**Goal:** Go over the entries below line by line, copying each one that contains the word "What".

**Supplied data:**
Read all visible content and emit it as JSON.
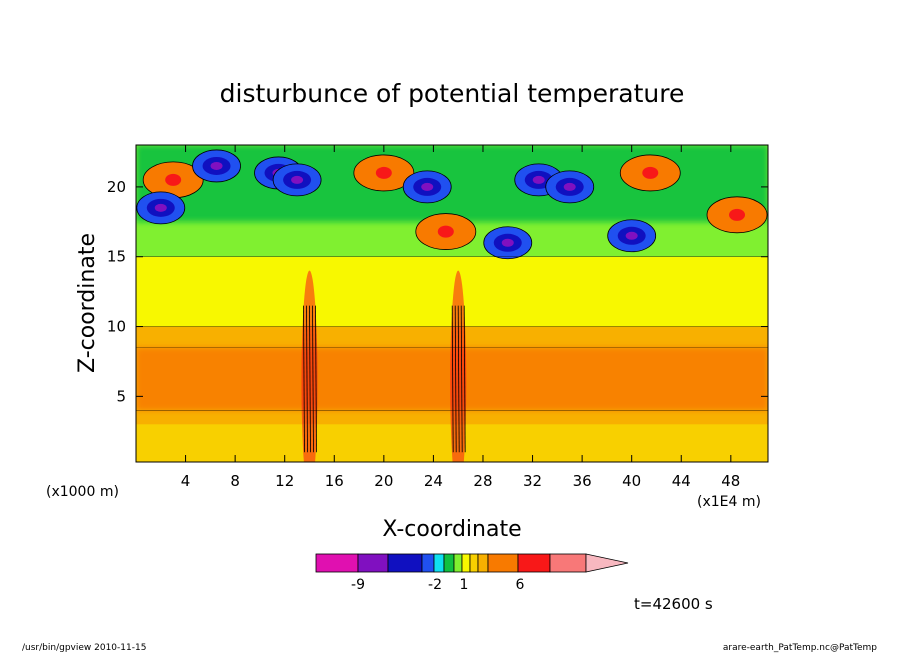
{
  "chart_data": {
    "type": "heatmap",
    "title": "disturbunce of potential temperature",
    "xlabel": "X-coordinate",
    "ylabel": "Z-coordinate",
    "x_units": "(x1E4 m)",
    "z_units": "(x1000 m)",
    "xlim": [
      0,
      51
    ],
    "zlim": [
      0.3,
      23
    ],
    "x_ticks": [
      "4",
      "8",
      "12",
      "16",
      "20",
      "24",
      "28",
      "32",
      "36",
      "40",
      "44",
      "48"
    ],
    "z_ticks": [
      "5",
      "10",
      "15",
      "20"
    ],
    "colorbar": {
      "label_ticks": [
        "-9",
        "-2",
        "1",
        "6"
      ],
      "colors": [
        "#e010b0",
        "#8010c0",
        "#1010c0",
        "#2050f0",
        "#10e0f0",
        "#10c040",
        "#80f030",
        "#f8f800",
        "#f8d000",
        "#f8b000",
        "#f87a00",
        "#f81818",
        "#f87878",
        "#f8b8c0"
      ]
    },
    "features": {
      "upper_layer_z": [
        15,
        23
      ],
      "warm_core_z": [
        3,
        10
      ],
      "plume_x": [
        14,
        26
      ],
      "warm_blobs_upper": [
        {
          "x": 3,
          "z": 20.5
        },
        {
          "x": 20,
          "z": 21
        },
        {
          "x": 41.5,
          "z": 21
        },
        {
          "x": 48.5,
          "z": 18
        },
        {
          "x": 25,
          "z": 16.8
        }
      ],
      "cold_blobs_upper": [
        {
          "x": 6.5,
          "z": 21.5
        },
        {
          "x": 11.5,
          "z": 21
        },
        {
          "x": 13,
          "z": 20.5
        },
        {
          "x": 32.5,
          "z": 20.5
        },
        {
          "x": 35,
          "z": 20
        },
        {
          "x": 23.5,
          "z": 20
        },
        {
          "x": 2,
          "z": 18.5
        },
        {
          "x": 30,
          "z": 16
        },
        {
          "x": 40,
          "z": 16.5
        }
      ]
    }
  },
  "labels": {
    "time": "t=42600 s",
    "footer_left": "/usr/bin/gpview   2010-11-15",
    "footer_right": "arare-earth_PatTemp.nc@PatTemp"
  }
}
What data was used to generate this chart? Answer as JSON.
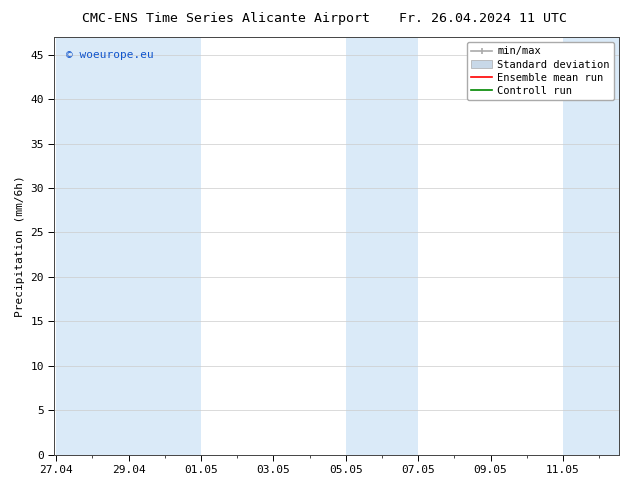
{
  "title_left": "CMC-ENS Time Series Alicante Airport",
  "title_right": "Fr. 26.04.2024 11 UTC",
  "ylabel": "Precipitation (mm/6h)",
  "watermark": "© woeurope.eu",
  "watermark_color": "#1155cc",
  "ylim": [
    0,
    47
  ],
  "yticks": [
    0,
    5,
    10,
    15,
    20,
    25,
    30,
    35,
    40,
    45
  ],
  "xtick_labels": [
    "27.04",
    "29.04",
    "01.05",
    "03.05",
    "05.05",
    "07.05",
    "09.05",
    "11.05"
  ],
  "xtick_positions": [
    0,
    2,
    4,
    6,
    8,
    10,
    12,
    14
  ],
  "xlim": [
    -0.05,
    15.55
  ],
  "background_color": "#ffffff",
  "plot_bg_color": "#ffffff",
  "band_color": "#daeaf8",
  "shaded_regions": [
    [
      0.0,
      2.0
    ],
    [
      2.0,
      4.0
    ],
    [
      8.0,
      10.0
    ],
    [
      14.0,
      15.55
    ]
  ],
  "legend_entries": [
    "min/max",
    "Standard deviation",
    "Ensemble mean run",
    "Controll run"
  ],
  "minmax_color": "#aaaaaa",
  "std_facecolor": "#c8d8e8",
  "ensemble_color": "#ff0000",
  "control_color": "#008800",
  "title_fontsize": 9.5,
  "tick_fontsize": 8,
  "legend_fontsize": 7.5,
  "ylabel_fontsize": 8,
  "watermark_fontsize": 8
}
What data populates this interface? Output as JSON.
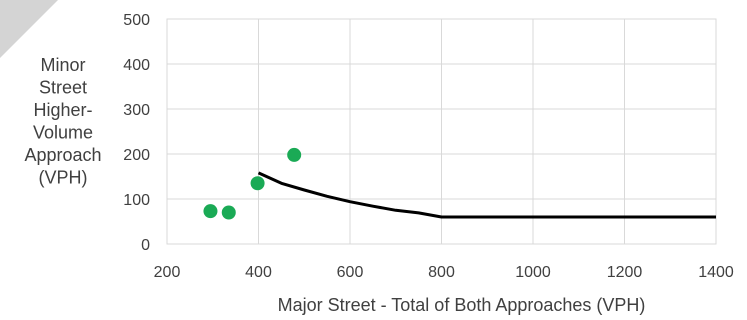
{
  "chart_data": {
    "type": "scatter",
    "xlabel": "Major Street - Total of Both Approaches (VPH)",
    "ylabel_lines": [
      "Minor",
      "Street",
      "Higher-",
      "Volume",
      "Approach",
      "(VPH)"
    ],
    "xlim": [
      200,
      1400
    ],
    "ylim": [
      0,
      500
    ],
    "x_ticks": [
      200,
      400,
      600,
      800,
      1000,
      1200,
      1400
    ],
    "y_ticks": [
      0,
      100,
      200,
      300,
      400,
      500
    ],
    "grid": true,
    "points": [
      {
        "x": 295,
        "y": 73
      },
      {
        "x": 335,
        "y": 70
      },
      {
        "x": 398,
        "y": 135
      },
      {
        "x": 478,
        "y": 198
      }
    ],
    "threshold_curve": [
      {
        "x": 400,
        "y": 158
      },
      {
        "x": 450,
        "y": 135
      },
      {
        "x": 500,
        "y": 120
      },
      {
        "x": 550,
        "y": 106
      },
      {
        "x": 600,
        "y": 94
      },
      {
        "x": 650,
        "y": 84
      },
      {
        "x": 700,
        "y": 75
      },
      {
        "x": 750,
        "y": 69
      },
      {
        "x": 800,
        "y": 60
      },
      {
        "x": 1400,
        "y": 60
      }
    ],
    "point_color": "#1aaa55",
    "line_color": "#000000"
  }
}
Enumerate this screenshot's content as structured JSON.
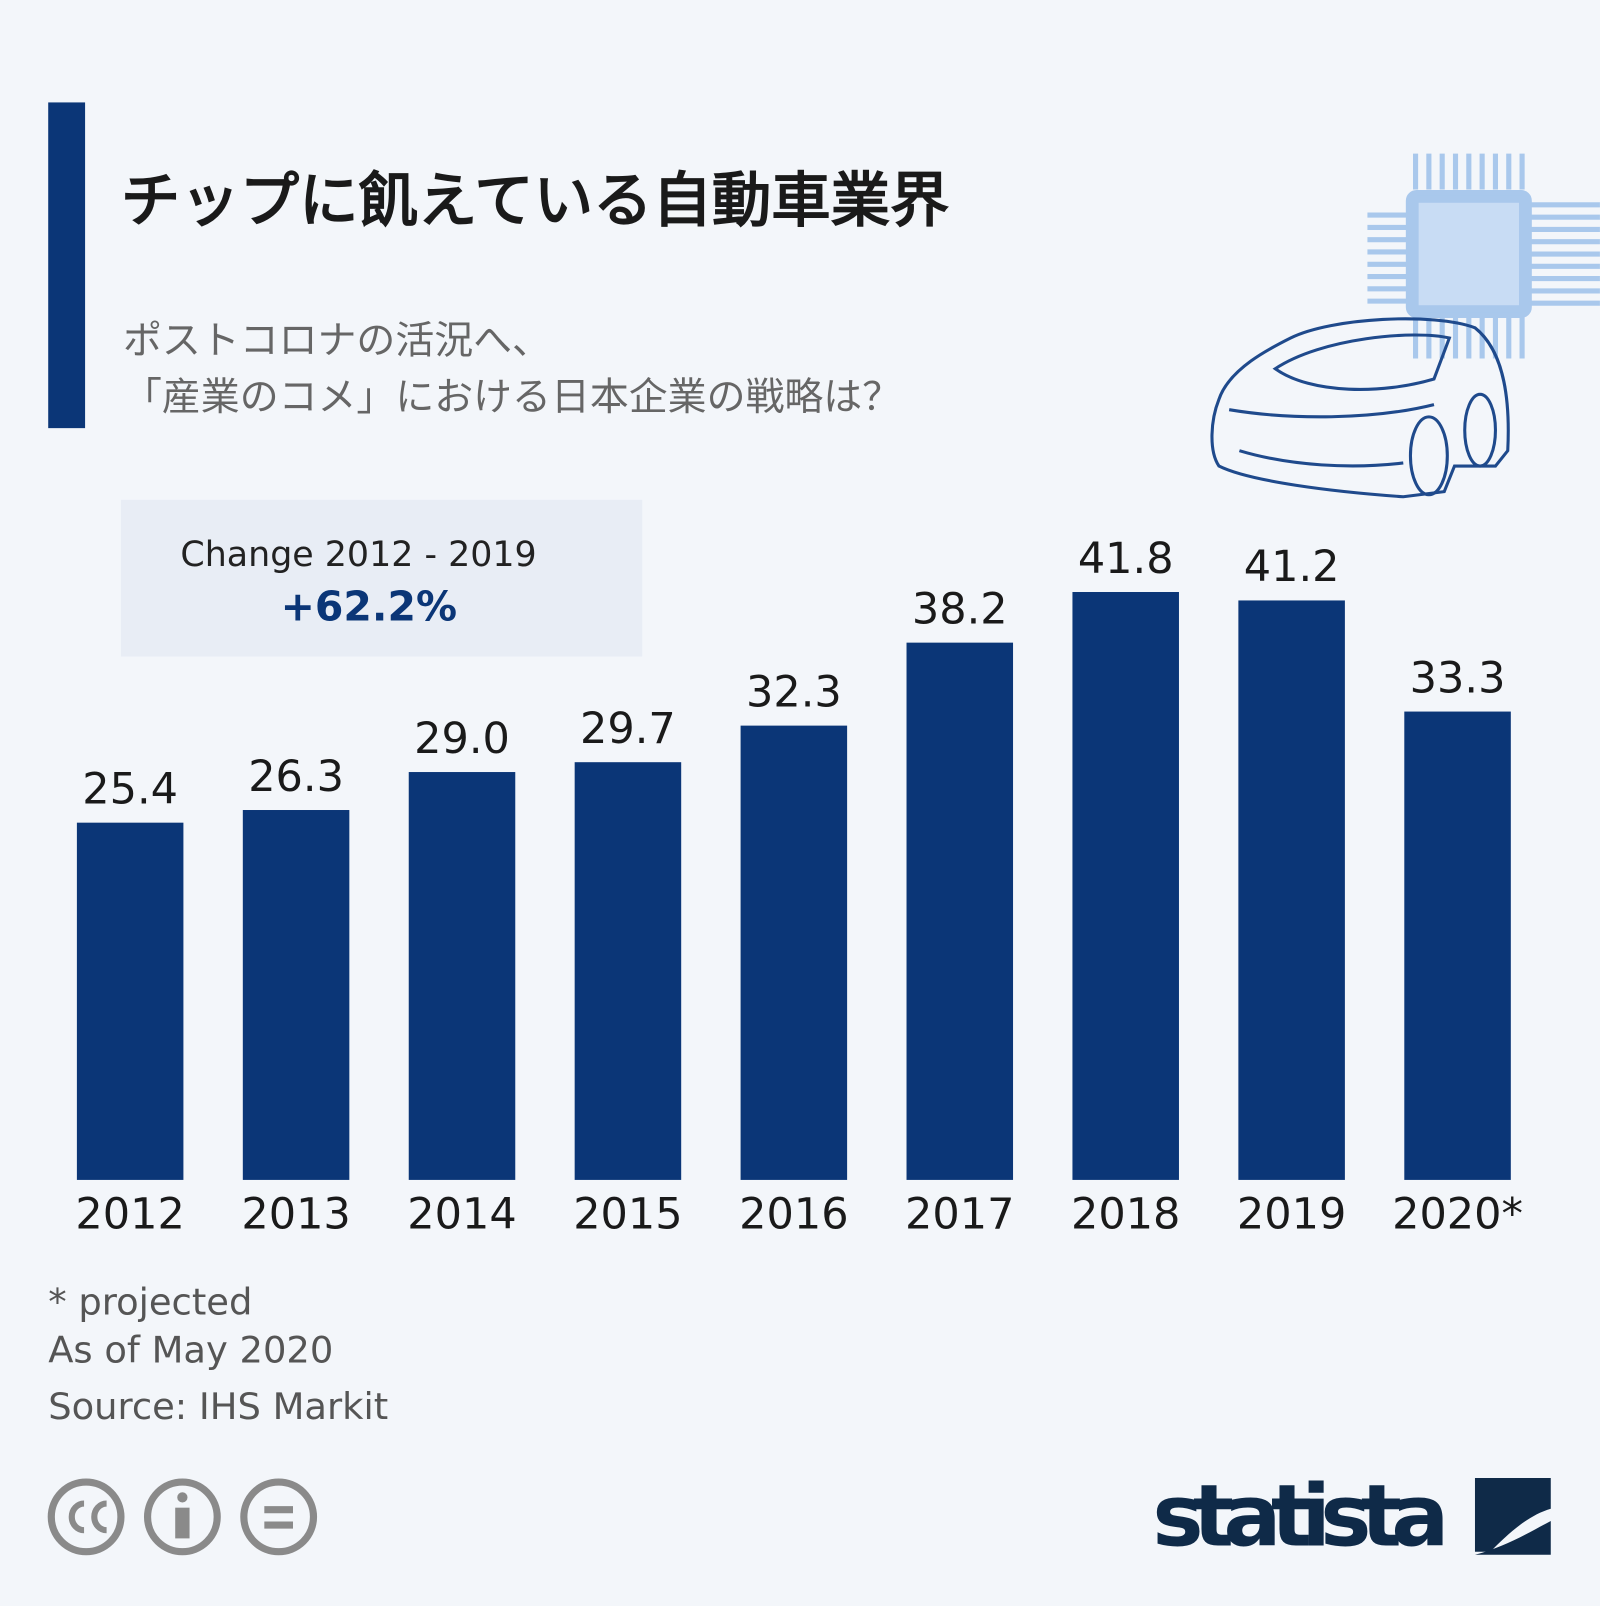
{
  "chart_data": {
    "type": "bar",
    "title": "チップに飢えている自動車業界",
    "subtitle": [
      "ポストコロナの活況へ、",
      "「産業のコメ」における日本企業の戦略は？"
    ],
    "annotation": {
      "label": "Change 2012 - 2019",
      "value": "+62.2%"
    },
    "categories": [
      "2012",
      "2013",
      "2014",
      "2015",
      "2016",
      "2017",
      "2018",
      "2019",
      "2020*"
    ],
    "values": [
      25.4,
      26.3,
      29.0,
      29.7,
      32.3,
      38.2,
      41.8,
      41.2,
      33.3
    ],
    "value_labels": [
      "25.4",
      "26.3",
      "29.0",
      "29.7",
      "32.3",
      "38.2",
      "41.8",
      "41.2",
      "33.3"
    ],
    "color": "#0b3677",
    "notes": [
      "* projected",
      "As of May 2020",
      "Source: IHS Markit"
    ],
    "brand": "statista"
  }
}
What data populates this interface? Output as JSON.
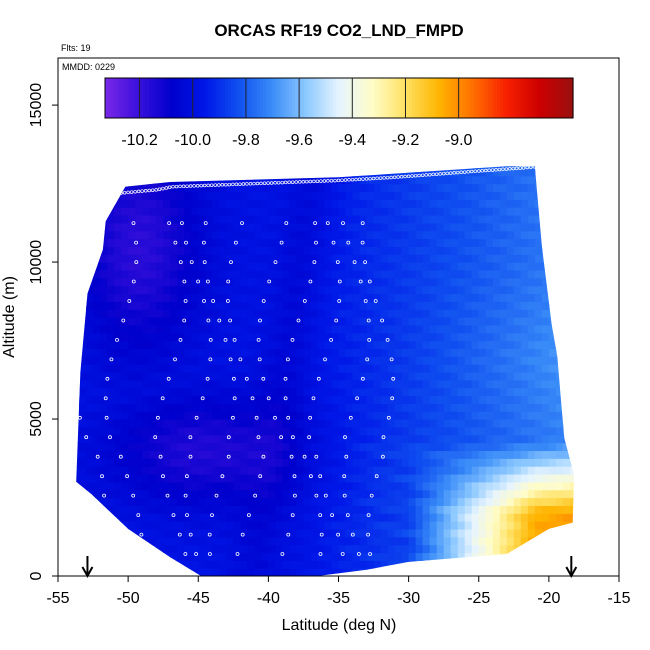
{
  "chart_data": {
    "type": "heatmap",
    "title": "ORCAS RF19 CO2_LND_FMPD",
    "flights_label": "Flts: 19",
    "date_label": "MMDD: 0229",
    "xlabel": "Latitude (deg N)",
    "ylabel": "Altitude (m)",
    "xlim": [
      -55,
      -15
    ],
    "ylim": [
      0,
      16500
    ],
    "xticks": [
      -55,
      -50,
      -45,
      -40,
      -35,
      -30,
      -25,
      -20,
      -15
    ],
    "xtick_labels": [
      "-55",
      "-50",
      "-45",
      "-40",
      "-35",
      "-30",
      "-25",
      "-20",
      "-15"
    ],
    "yticks": [
      0,
      5000,
      10000,
      15000
    ],
    "ytick_labels": [
      "0",
      "5000",
      "10000",
      "15000"
    ],
    "colorbar": {
      "range": [
        -10.33,
        -8.57
      ],
      "ticks": [
        -10.2,
        -10.0,
        -9.8,
        -9.6,
        -9.4,
        -9.2,
        -9.0
      ],
      "tick_labels": [
        "-10.2",
        "-10.0",
        "-9.8",
        "-9.6",
        "-9.4",
        "-9.2",
        "-9.0"
      ],
      "colors": [
        "#7a28e8",
        "#3a10dc",
        "#0000cc",
        "#0018e8",
        "#1050f0",
        "#3a8cf8",
        "#8cc8ff",
        "#e6f4ff",
        "#fffcc8",
        "#ffe060",
        "#ffb400",
        "#ff7000",
        "#f82000",
        "#cc0000",
        "#9a1010"
      ]
    },
    "field_description": "CO2_LND_FMPD values over latitude-altitude; purple/blue (~-10.2) in south and mid altitudes, light blue (~-9.7) aloft north, yellow-red (~-9.0) below 4000 m north of -28 deg",
    "markers_arrows_lat": [
      -52.9,
      -18.4
    ],
    "obs_profiles_lat": [
      -53.2,
      -50.5,
      -47.0,
      -45.2,
      -43.5,
      -41.8,
      -39.6,
      -37.7,
      -36.0,
      -33.9,
      -32.2
    ],
    "top_track": {
      "lat": [
        -50.5,
        -48.0,
        -46.8,
        -35.0,
        -31.0,
        -28.0,
        -25.0,
        -21.8,
        -19.5
      ],
      "alt": [
        12200,
        12300,
        12400,
        12600,
        12700,
        12800,
        12900,
        13000,
        13100
      ]
    }
  }
}
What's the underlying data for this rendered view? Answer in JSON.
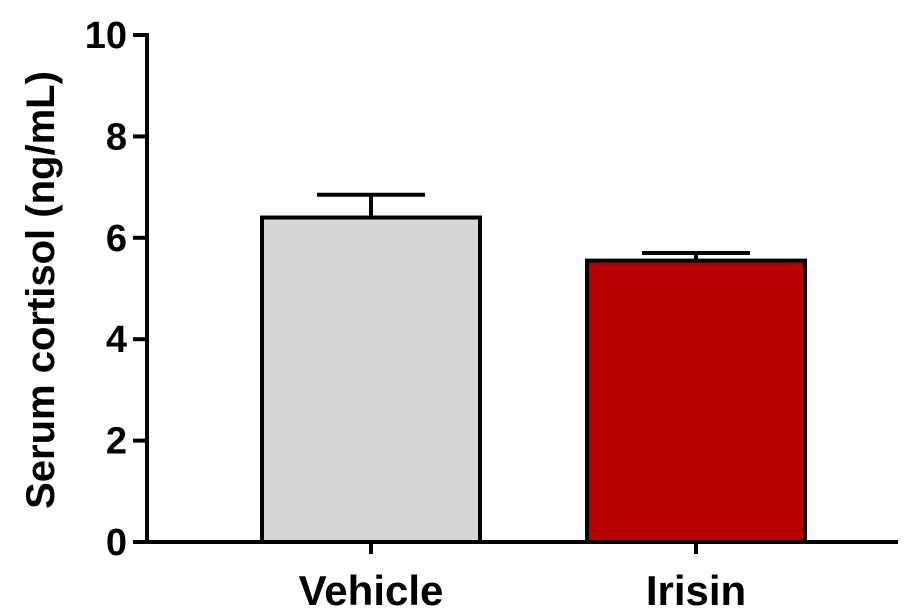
{
  "chart_data": {
    "type": "bar",
    "title": "",
    "xlabel": "",
    "ylabel": "Serum cortisol (ng/mL)",
    "categories": [
      "Vehicle",
      "Irisin"
    ],
    "values": [
      6.4,
      5.55
    ],
    "error_upper": [
      6.85,
      5.7
    ],
    "colors": [
      "#d6d6d6",
      "#b80000"
    ],
    "ylim": [
      0,
      10
    ],
    "yticks": [
      0,
      2,
      4,
      6,
      8,
      10
    ],
    "grid": false,
    "legend": "none"
  }
}
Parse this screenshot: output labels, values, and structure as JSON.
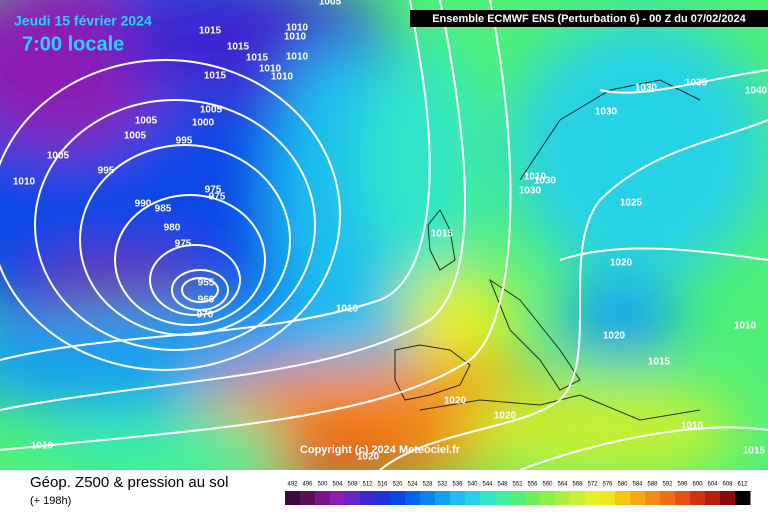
{
  "header": {
    "date": "Jeudi 15 février 2024",
    "time": "7:00 locale",
    "run": "Ensemble ECMWF ENS  (Perturbation 6)  - 00 Z du 07/02/2024"
  },
  "copyright": "Copyright (c) 2024 Meteociel.fr",
  "footer": {
    "title": "Géop. Z500 & pression au sol",
    "lead": "(+ 198h)"
  },
  "isobar_labels": [
    "1005",
    "1015",
    "1015",
    "1010",
    "1010",
    "1015",
    "1010",
    "1015",
    "1010",
    "1010",
    "1005",
    "1000",
    "1005",
    "1005",
    "995",
    "1005",
    "995",
    "1010",
    "975",
    "975",
    "990",
    "985",
    "980",
    "975",
    "955",
    "960",
    "970",
    "1010",
    "1015",
    "1030",
    "1035",
    "1040",
    "1030",
    "1010",
    "1030",
    "1030",
    "1025",
    "1020",
    "1020",
    "1015",
    "1010",
    "1010",
    "1015",
    "1020",
    "1020",
    "1010",
    "1020"
  ],
  "legend": {
    "values": [
      "492",
      "496",
      "500",
      "504",
      "508",
      "512",
      "516",
      "520",
      "524",
      "528",
      "532",
      "536",
      "540",
      "544",
      "548",
      "552",
      "556",
      "560",
      "564",
      "568",
      "572",
      "576",
      "580",
      "584",
      "588",
      "592",
      "596",
      "600",
      "604",
      "608",
      "612"
    ],
    "colors": [
      "#3c0a3c",
      "#5a0f5a",
      "#78148c",
      "#8c1eb4",
      "#6428c8",
      "#3c28d2",
      "#1e32dc",
      "#0a46e6",
      "#0064f0",
      "#0a82f0",
      "#14a0f0",
      "#1ebef0",
      "#28d2e6",
      "#32e6c8",
      "#3cf0a0",
      "#50f078",
      "#6ef05a",
      "#8cf046",
      "#aaf03c",
      "#c8f032",
      "#e6f028",
      "#f0e61e",
      "#f5c814",
      "#f5aa14",
      "#f58c14",
      "#f06e14",
      "#e65014",
      "#d23214",
      "#b41e14",
      "#8c0a0a",
      "#000000"
    ]
  }
}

**Worked answer:**
What data was used to generate this chart? Answer as JSON.
What data populates this interface? Output as JSON.
What data populates this interface? Output as JSON.
What's the underlying data for this rendered view? Answer in JSON.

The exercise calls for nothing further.